Show each line that has the string "barro" in it.

Collection entries
+--

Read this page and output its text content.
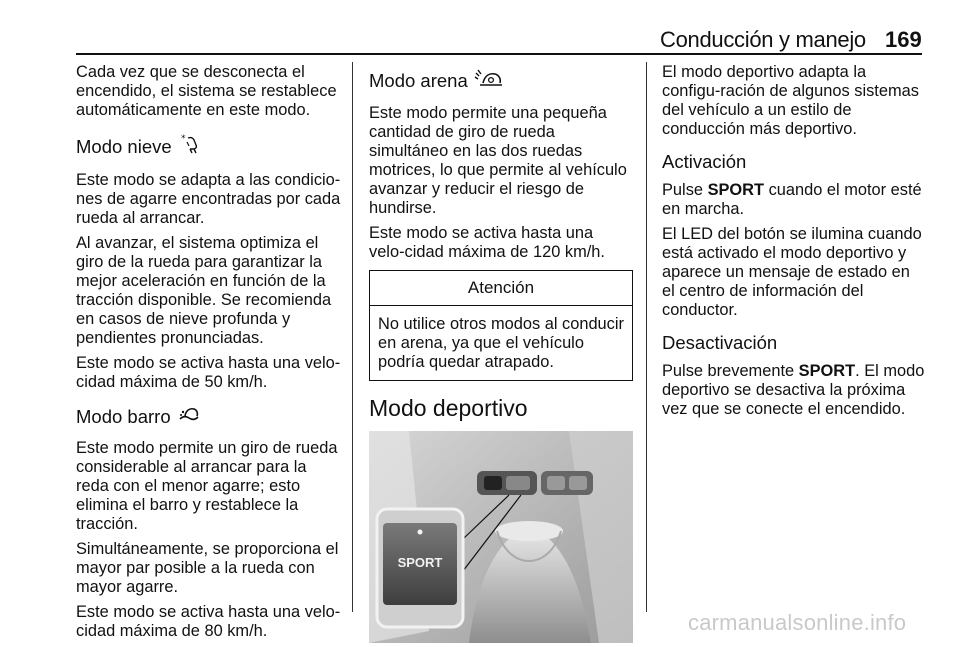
Conducción y manejo 169

Cada vez que se desconecta el encendido, el sistema se restablece automáticamente en este modo.

Modo nieve *

Este modo se adapta a las condicio-nes de agarre encontradas por cada rueda al arrancar.

Al avanzar, el sistema optimiza el giro de la rueda para garantizar la mejor aceleración en función de la tracción disponible. Se recomienda en casos de nieve profunda y pendientes pronunciadas.

Este modo se activa hasta una velo-cidad máxima de 50 km/h.

Modo barro

Este modo permite un giro de rueda considerable al arrancar para la reda con el menor agarre; esto elimina el barro y restablece la tracción.

Simultáneamente, se proporciona el mayor par posible a la rueda con mayor agarre.

Este modo se activa hasta una velo-cidad máxima de 80 km/h.

Modo arena

Este modo permite una pequeña cantidad de giro de rueda simultáneo en las dos ruedas motrices, lo que permite al vehículo avanzar y reducir el riesgo de hundirse.

Este modo se activa hasta una velo-cidad máxima de 120 km/h.

Atención
No utilice otros modos al conducir en arena, ya que el vehículo podría quedar atrapado.
Modo deportivo
SPORT

El modo deportivo adapta la configu-ración de algunos sistemas del vehículo a un estilo de conducción más deportivo.

Activación

Pulse SPORT cuando el motor esté en marcha.

El LED del botón se ilumina cuando está activado el modo deportivo y aparece un mensaje de estado en el centro de información del conductor.

Desactivación

Pulse brevemente SPORT. El modo deportivo se desactiva la próxima vez que se conecte el encendido.

carmanualsonline.info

+--

WRITTEN ANSWER:
Modo barro
Este modo permite un giro de rueda considerable al arrancar para la reda con el menor agarre; esto elimina el barro y restablece la tracción.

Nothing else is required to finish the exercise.